(A block of data)
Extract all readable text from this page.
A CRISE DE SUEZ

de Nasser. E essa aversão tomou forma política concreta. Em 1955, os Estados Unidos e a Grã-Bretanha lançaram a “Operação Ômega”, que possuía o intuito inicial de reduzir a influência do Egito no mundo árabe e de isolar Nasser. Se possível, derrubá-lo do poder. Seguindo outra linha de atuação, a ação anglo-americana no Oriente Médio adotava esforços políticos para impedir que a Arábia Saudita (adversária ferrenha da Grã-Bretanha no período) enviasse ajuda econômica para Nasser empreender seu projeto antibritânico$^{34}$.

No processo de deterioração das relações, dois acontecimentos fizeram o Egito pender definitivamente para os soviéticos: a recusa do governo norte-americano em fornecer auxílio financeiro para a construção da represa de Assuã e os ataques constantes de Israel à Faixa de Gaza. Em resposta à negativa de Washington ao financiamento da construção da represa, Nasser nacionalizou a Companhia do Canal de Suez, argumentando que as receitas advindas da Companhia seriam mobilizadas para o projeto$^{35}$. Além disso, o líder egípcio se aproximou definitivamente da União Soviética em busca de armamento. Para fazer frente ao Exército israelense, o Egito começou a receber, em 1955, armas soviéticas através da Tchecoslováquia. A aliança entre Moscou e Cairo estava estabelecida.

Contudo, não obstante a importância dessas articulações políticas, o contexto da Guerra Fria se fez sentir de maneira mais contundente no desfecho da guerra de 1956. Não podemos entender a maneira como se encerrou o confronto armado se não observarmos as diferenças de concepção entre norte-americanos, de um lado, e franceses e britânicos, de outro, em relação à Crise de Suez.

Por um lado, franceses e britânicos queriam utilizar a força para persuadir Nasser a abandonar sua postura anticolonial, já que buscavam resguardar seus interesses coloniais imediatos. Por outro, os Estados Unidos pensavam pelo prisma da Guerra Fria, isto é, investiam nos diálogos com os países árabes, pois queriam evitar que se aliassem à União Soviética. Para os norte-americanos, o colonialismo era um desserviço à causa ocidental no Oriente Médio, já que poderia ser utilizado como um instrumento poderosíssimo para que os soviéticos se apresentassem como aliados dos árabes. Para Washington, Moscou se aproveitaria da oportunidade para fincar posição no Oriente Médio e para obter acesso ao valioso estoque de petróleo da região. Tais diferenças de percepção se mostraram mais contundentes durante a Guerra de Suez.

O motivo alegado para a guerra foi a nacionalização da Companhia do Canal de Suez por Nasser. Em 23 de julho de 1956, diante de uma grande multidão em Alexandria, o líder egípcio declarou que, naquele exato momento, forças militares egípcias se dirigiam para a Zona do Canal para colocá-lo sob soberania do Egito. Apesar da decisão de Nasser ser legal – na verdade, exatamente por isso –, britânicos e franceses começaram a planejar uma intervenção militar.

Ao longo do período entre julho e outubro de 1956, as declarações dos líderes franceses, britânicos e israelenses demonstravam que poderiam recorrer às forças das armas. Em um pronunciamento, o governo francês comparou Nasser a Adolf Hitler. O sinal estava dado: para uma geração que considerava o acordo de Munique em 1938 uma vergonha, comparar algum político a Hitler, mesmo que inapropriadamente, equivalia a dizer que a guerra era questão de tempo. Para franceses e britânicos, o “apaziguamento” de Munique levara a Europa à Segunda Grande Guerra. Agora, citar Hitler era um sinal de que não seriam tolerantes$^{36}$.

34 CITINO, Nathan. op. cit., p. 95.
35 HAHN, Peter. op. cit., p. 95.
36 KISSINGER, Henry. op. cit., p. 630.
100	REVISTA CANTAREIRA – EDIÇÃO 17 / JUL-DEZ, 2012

### Task description:
Nothing in the listing may be changed; retype it all exactly.

### Solution to this exercise:
Extract all readable text from this page.
A CRISE DE SUEZ

de Nasser. E essa aversão tomou forma política concreta. Em 1955, os Estados Unidos e a Grã-Bretanha lançaram a “Operação Ômega”, que possuía o intuito inicial de reduzir a influência do Egito no mundo árabe e de isolar Nasser. Se possível, derrubá-lo do poder. Seguindo outra linha de atuação, a ação anglo-americana no Oriente Médio adotava esforços políticos para impedir que a Arábia Saudita (adversária ferrenha da Grã-Bretanha no período) enviasse ajuda econômica para Nasser empreender seu projeto antibritânico$^{34}$.

No processo de deterioração das relações, dois acontecimentos fizeram o Egito pender definitivamente para os soviéticos: a recusa do governo norte-americano em fornecer auxílio financeiro para a construção da represa de Assuã e os ataques constantes de Israel à Faixa de Gaza. Em resposta à negativa de Washington ao financiamento da construção da represa, Nasser nacionalizou a Companhia do Canal de Suez, argumentando que as receitas advindas da Companhia seriam mobilizadas para o projeto$^{35}$. Além disso, o líder egípcio se aproximou definitivamente da União Soviética em busca de armamento. Para fazer frente ao Exército israelense, o Egito começou a receber, em 1955, armas soviéticas através da Tchecoslováquia. A aliança entre Moscou e Cairo estava estabelecida.

Contudo, não obstante a importância dessas articulações políticas, o contexto da Guerra Fria se fez sentir de maneira mais contundente no desfecho da guerra de 1956. Não podemos entender a maneira como se encerrou o confronto armado se não observarmos as diferenças de concepção entre norte-americanos, de um lado, e franceses e britânicos, de outro, em relação à Crise de Suez.

Por um lado, franceses e britânicos queriam utilizar a força para persuadir Nasser a abandonar sua postura anticolonial, já que buscavam resguardar seus interesses coloniais imediatos. Por outro, os Estados Unidos pensavam pelo prisma da Guerra Fria, isto é, investiam nos diálogos com os países árabes, pois queriam evitar que se aliassem à União Soviética. Para os norte-americanos, o colonialismo era um desserviço à causa ocidental no Oriente Médio, já que poderia ser utilizado como um instrumento poderosíssimo para que os soviéticos se apresentassem como aliados dos árabes. Para Washington, Moscou se aproveitaria da oportunidade para fincar posição no Oriente Médio e para obter acesso ao valioso estoque de petróleo da região. Tais diferenças de percepção se mostraram mais contundentes durante a Guerra de Suez.

O motivo alegado para a guerra foi a nacionalização da Companhia do Canal de Suez por Nasser. Em 23 de julho de 1956, diante de uma grande multidão em Alexandria, o líder egípcio declarou que, naquele exato momento, forças militares egípcias se dirigiam para a Zona do Canal para colocá-lo sob soberania do Egito. Apesar da decisão de Nasser ser legal – na verdade, exatamente por isso –, britânicos e franceses começaram a planejar uma intervenção militar.

Ao longo do período entre julho e outubro de 1956, as declarações dos líderes franceses, britânicos e israelenses demonstravam que poderiam recorrer às forças das armas. Em um pronunciamento, o governo francês comparou Nasser a Adolf Hitler. O sinal estava dado: para uma geração que considerava o acordo de Munique em 1938 uma vergonha, comparar algum político a Hitler, mesmo que inapropriadamente, equivalia a dizer que a guerra era questão de tempo. Para franceses e britânicos, o “apaziguamento” de Munique levara a Europa à Segunda Grande Guerra. Agora, citar Hitler era um sinal de que não seriam tolerantes$^{36}$.

34 CITINO, Nathan. op. cit., p. 95.
35 HAHN, Peter. op. cit., p. 95.
36 KISSINGER, Henry. op. cit., p. 630.
100	REVISTA CANTAREIRA – EDIÇÃO 17 / JUL-DEZ, 2012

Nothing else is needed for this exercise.